-- Objective --
Pull out from the material below all lines with "Admission".

-- Material provided --
[start]

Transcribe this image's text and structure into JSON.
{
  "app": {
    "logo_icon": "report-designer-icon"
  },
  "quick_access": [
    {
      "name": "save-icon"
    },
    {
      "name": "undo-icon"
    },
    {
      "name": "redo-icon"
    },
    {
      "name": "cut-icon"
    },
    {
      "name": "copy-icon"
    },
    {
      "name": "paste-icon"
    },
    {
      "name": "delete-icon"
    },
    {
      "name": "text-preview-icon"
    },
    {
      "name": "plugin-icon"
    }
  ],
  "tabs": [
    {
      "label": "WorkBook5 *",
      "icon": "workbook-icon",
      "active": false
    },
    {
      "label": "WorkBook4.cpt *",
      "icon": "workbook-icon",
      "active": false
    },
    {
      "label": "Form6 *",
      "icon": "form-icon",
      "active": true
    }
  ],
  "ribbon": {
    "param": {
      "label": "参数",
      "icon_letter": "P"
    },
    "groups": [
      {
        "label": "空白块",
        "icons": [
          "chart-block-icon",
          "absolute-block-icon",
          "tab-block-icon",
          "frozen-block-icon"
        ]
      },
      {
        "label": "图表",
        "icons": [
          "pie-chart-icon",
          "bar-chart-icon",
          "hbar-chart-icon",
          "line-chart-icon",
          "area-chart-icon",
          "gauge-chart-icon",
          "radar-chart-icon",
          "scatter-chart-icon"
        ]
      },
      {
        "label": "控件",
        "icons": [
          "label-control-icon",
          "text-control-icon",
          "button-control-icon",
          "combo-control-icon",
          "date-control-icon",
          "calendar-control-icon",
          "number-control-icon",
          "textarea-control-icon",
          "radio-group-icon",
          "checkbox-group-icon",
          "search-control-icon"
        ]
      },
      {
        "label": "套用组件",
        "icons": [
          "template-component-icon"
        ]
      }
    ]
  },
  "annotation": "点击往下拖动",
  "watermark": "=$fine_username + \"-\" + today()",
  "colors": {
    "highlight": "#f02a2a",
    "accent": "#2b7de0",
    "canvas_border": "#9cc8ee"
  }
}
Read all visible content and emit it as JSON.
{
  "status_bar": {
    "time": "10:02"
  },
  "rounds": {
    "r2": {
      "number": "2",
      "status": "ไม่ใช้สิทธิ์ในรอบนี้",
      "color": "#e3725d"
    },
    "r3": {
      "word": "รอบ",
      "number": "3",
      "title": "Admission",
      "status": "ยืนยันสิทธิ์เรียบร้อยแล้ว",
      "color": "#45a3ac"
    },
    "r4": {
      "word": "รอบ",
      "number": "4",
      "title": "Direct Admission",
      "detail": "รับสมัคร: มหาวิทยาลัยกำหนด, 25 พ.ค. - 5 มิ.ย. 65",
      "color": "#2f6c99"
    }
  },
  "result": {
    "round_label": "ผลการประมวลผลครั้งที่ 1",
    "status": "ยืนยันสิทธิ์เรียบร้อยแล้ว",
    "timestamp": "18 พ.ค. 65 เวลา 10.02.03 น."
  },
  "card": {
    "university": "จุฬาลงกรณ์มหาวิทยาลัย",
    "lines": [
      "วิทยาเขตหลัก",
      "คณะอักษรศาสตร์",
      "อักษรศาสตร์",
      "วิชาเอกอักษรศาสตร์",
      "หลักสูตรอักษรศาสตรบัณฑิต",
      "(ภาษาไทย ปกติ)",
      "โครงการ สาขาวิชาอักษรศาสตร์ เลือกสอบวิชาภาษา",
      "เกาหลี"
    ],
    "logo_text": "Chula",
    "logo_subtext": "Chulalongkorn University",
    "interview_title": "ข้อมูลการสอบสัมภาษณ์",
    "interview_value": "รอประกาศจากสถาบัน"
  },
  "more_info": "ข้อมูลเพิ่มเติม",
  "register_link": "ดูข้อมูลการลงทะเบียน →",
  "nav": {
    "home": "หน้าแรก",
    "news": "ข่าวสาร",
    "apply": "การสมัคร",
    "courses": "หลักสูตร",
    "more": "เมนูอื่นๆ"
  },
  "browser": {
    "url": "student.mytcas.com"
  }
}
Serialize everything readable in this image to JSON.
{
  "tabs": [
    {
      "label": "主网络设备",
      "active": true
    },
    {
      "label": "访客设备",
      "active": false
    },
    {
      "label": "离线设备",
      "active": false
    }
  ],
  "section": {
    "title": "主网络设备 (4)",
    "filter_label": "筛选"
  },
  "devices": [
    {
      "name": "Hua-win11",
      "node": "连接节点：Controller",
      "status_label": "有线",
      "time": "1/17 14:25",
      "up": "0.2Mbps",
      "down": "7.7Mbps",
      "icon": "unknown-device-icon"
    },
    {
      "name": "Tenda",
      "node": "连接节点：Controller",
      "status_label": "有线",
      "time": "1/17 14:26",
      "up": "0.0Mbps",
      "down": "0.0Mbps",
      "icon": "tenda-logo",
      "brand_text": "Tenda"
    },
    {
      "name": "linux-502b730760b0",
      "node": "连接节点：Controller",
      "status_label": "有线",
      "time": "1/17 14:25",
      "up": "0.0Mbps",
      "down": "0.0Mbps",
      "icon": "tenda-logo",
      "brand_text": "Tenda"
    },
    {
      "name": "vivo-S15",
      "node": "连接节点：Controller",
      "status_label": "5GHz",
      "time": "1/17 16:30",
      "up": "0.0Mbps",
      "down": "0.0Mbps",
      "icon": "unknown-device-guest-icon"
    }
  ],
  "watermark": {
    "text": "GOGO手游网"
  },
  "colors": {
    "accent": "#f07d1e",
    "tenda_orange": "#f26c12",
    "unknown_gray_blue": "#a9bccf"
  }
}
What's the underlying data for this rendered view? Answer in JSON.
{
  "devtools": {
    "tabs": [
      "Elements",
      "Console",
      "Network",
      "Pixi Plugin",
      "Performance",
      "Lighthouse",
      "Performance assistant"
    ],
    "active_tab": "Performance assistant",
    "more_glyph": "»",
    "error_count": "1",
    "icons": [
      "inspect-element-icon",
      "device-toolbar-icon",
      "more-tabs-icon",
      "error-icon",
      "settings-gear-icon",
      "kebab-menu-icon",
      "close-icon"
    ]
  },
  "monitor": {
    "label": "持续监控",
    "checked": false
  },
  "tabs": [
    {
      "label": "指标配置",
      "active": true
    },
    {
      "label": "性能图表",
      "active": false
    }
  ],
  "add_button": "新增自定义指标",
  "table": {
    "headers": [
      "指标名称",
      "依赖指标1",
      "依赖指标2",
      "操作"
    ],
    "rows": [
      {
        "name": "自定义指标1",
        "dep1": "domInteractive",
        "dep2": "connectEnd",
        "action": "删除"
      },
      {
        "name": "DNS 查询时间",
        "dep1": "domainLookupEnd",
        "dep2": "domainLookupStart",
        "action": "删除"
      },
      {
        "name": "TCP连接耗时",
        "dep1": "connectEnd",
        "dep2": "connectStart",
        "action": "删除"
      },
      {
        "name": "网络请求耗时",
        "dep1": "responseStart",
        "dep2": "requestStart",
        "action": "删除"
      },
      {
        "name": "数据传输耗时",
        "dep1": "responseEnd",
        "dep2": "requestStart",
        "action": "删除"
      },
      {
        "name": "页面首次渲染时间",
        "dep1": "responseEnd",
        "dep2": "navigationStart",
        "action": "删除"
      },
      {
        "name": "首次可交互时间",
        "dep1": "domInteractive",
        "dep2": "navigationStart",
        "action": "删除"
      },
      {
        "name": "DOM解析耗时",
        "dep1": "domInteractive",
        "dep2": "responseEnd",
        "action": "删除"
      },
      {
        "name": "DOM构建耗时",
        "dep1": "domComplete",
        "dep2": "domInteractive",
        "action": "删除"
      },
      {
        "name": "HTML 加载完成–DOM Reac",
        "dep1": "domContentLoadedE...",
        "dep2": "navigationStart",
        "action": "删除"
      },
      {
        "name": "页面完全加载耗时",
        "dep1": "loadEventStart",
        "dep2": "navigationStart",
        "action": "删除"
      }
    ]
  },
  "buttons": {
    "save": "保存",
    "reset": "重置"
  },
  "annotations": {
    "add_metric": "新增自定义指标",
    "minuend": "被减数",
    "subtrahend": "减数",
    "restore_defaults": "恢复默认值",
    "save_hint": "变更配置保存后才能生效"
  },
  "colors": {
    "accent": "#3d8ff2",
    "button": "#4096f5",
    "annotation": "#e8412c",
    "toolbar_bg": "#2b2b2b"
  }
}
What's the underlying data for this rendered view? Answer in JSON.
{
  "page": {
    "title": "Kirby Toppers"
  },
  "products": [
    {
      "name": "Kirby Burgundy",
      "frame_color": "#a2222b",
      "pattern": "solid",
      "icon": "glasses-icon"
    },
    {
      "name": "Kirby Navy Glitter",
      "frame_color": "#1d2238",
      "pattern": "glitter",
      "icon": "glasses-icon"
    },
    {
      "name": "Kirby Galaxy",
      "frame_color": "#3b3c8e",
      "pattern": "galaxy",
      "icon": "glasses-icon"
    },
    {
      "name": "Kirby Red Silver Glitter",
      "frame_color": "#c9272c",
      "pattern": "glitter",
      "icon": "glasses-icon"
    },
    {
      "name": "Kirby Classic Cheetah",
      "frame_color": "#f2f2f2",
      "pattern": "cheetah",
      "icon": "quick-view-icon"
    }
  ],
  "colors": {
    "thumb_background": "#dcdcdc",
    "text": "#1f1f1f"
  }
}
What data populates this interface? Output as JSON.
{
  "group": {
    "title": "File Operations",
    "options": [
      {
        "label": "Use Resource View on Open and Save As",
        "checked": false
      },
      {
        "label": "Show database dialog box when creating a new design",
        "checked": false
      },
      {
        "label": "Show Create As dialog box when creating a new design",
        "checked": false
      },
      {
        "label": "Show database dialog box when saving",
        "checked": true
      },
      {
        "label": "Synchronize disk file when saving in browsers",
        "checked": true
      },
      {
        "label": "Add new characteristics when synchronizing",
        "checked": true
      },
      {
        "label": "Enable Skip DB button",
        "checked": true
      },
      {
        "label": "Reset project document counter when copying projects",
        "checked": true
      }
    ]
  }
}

[end]

-- Task output --
      "title": "Admission",
      "title": "Direct Admission",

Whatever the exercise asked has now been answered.